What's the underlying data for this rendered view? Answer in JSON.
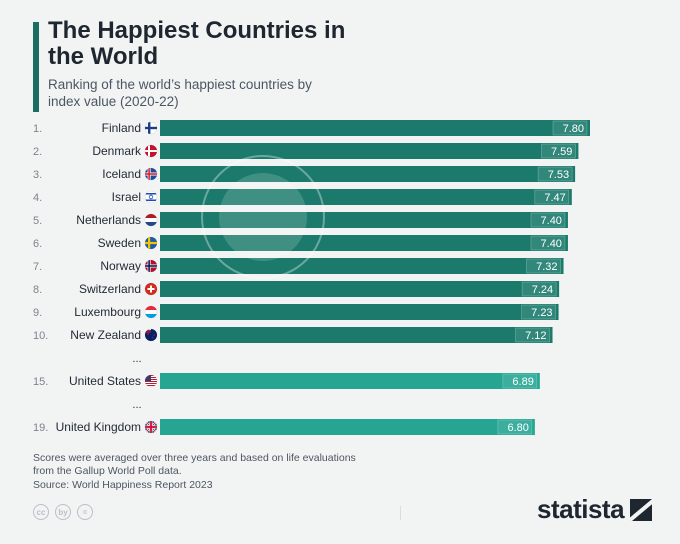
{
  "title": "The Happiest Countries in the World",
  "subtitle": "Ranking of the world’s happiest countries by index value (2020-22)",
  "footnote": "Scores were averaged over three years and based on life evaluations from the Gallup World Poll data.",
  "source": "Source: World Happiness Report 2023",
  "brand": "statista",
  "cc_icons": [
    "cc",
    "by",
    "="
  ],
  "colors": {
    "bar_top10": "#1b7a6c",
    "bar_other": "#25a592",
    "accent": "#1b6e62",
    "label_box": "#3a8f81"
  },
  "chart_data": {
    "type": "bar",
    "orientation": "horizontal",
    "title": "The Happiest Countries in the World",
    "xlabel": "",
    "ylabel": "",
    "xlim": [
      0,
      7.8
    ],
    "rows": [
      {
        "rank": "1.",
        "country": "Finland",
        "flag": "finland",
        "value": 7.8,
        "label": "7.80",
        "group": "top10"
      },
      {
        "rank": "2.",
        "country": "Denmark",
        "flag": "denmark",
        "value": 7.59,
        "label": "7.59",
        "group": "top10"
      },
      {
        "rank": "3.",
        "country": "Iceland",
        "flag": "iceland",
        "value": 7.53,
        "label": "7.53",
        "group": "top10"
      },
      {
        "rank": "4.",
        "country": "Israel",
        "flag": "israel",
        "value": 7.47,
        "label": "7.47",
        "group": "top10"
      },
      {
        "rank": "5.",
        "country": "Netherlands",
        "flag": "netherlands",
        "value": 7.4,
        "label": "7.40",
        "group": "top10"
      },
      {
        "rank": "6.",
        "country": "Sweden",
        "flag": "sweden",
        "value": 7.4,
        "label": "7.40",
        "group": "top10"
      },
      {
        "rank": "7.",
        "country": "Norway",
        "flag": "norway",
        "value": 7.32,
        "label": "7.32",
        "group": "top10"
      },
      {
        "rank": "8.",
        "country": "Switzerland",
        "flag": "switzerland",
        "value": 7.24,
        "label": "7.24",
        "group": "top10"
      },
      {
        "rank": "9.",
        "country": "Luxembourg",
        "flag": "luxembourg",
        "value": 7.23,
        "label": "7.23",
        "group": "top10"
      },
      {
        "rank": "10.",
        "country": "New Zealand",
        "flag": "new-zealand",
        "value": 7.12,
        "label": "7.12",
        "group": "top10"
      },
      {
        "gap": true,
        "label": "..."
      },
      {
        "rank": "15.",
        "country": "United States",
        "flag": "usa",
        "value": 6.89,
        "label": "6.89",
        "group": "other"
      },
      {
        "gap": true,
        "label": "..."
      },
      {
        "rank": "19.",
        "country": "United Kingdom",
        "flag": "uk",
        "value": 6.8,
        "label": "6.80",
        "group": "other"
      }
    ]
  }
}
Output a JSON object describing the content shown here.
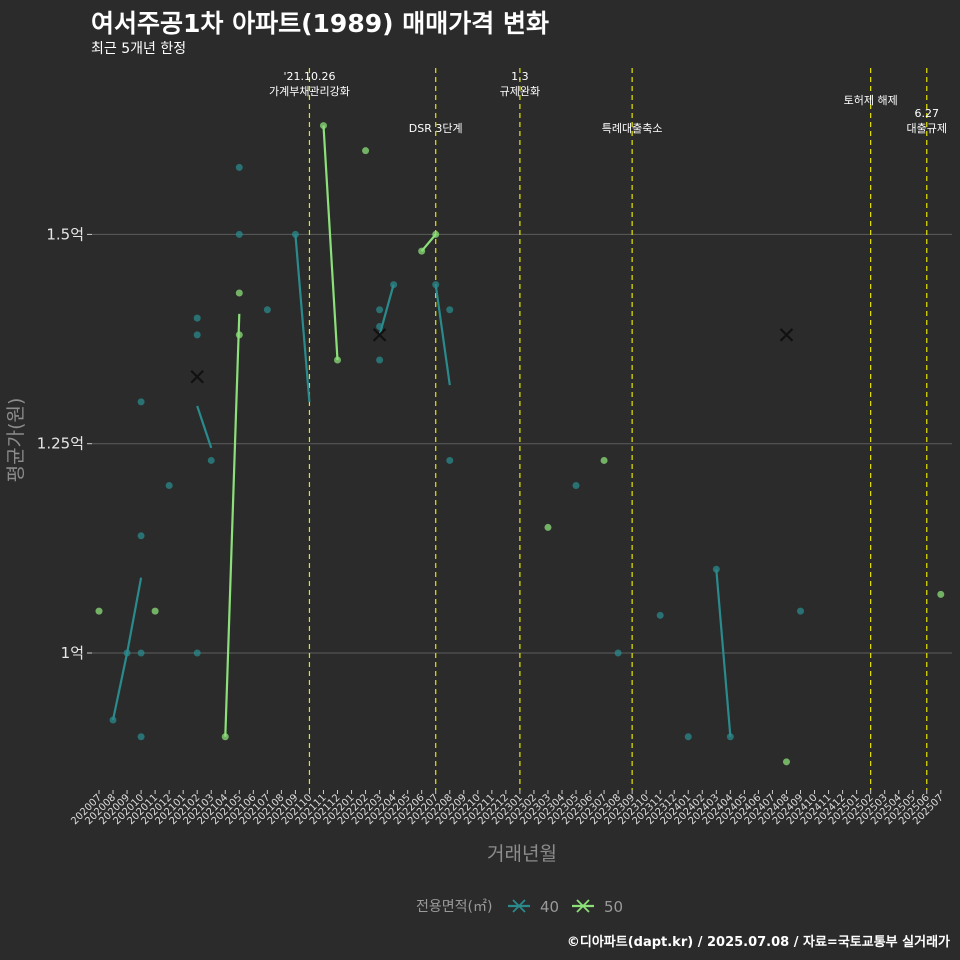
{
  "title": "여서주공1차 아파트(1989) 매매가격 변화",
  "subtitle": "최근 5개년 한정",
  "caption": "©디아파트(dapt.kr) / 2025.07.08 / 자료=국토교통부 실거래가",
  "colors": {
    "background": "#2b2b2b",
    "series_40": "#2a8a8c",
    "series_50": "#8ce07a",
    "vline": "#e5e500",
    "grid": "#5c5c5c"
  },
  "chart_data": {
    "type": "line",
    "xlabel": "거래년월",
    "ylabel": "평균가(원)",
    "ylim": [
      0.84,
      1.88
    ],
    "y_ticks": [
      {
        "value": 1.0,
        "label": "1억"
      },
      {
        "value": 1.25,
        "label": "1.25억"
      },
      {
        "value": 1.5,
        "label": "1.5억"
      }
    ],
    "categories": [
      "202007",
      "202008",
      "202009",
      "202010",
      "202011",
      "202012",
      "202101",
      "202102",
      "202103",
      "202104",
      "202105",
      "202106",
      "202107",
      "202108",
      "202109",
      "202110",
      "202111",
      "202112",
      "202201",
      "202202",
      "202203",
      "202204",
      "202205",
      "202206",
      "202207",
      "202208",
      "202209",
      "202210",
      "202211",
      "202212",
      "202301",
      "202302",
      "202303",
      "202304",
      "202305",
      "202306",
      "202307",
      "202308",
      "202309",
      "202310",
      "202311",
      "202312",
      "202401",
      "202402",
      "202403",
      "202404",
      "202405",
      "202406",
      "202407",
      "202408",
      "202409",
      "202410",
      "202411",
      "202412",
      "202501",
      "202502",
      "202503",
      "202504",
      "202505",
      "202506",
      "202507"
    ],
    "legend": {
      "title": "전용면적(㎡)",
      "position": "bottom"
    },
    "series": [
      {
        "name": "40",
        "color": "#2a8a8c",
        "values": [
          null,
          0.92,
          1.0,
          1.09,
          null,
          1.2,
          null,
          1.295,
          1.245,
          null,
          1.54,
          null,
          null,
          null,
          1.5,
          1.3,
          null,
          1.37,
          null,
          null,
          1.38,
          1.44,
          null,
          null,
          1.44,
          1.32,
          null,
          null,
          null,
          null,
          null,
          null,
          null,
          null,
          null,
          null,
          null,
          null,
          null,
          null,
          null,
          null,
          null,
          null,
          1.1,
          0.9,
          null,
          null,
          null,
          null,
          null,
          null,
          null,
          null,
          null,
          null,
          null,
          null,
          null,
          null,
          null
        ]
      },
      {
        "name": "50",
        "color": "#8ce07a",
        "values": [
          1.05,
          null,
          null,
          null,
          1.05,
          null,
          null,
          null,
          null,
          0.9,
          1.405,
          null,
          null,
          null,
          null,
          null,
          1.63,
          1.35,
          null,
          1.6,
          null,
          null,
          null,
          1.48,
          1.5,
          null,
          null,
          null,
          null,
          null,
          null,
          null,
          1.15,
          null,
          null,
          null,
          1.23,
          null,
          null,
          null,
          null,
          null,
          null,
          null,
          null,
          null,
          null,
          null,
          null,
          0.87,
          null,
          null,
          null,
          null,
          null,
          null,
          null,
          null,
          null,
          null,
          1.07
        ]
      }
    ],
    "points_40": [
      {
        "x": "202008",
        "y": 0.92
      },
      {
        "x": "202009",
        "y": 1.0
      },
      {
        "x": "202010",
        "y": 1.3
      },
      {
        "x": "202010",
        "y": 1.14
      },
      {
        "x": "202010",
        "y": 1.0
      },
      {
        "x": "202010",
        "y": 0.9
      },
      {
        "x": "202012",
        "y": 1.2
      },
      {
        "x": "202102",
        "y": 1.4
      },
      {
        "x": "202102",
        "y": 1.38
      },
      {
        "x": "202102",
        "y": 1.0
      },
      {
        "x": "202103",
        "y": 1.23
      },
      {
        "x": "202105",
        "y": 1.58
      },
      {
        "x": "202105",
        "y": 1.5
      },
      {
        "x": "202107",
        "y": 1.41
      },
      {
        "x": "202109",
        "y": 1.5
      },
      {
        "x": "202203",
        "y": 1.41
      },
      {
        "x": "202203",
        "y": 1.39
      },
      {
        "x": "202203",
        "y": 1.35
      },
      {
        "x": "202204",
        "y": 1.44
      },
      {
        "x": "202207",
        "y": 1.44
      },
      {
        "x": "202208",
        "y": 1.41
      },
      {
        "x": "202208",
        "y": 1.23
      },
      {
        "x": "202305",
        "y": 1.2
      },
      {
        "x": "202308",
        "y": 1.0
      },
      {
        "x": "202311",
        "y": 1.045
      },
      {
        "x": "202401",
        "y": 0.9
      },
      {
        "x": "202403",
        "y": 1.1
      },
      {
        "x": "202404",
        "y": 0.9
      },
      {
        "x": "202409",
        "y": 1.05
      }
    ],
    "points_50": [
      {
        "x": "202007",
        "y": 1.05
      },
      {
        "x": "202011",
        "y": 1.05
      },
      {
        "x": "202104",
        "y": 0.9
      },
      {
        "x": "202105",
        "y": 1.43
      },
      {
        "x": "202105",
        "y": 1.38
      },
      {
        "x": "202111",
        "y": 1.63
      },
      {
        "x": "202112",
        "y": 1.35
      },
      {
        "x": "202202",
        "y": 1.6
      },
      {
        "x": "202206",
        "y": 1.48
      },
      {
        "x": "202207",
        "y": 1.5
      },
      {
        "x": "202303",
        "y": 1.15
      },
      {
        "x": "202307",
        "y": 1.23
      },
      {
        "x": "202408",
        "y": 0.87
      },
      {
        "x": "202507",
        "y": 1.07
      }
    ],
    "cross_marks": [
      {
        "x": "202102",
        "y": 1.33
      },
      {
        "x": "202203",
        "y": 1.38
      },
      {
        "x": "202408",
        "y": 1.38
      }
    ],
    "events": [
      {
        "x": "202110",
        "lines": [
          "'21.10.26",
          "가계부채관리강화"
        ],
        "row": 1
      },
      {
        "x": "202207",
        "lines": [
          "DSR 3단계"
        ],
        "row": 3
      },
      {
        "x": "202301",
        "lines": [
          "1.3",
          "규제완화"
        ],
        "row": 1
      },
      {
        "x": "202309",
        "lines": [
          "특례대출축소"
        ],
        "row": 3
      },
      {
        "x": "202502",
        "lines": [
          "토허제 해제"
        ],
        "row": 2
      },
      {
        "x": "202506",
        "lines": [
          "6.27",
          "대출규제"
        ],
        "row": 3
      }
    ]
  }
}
----
* _Required work_
Copy every line of the data that holds the string "JSON".

* _Answer to the exercise_
What's the underlying data for this rendered view? Answer in JSON.
Output a JSON object describing the content shown here.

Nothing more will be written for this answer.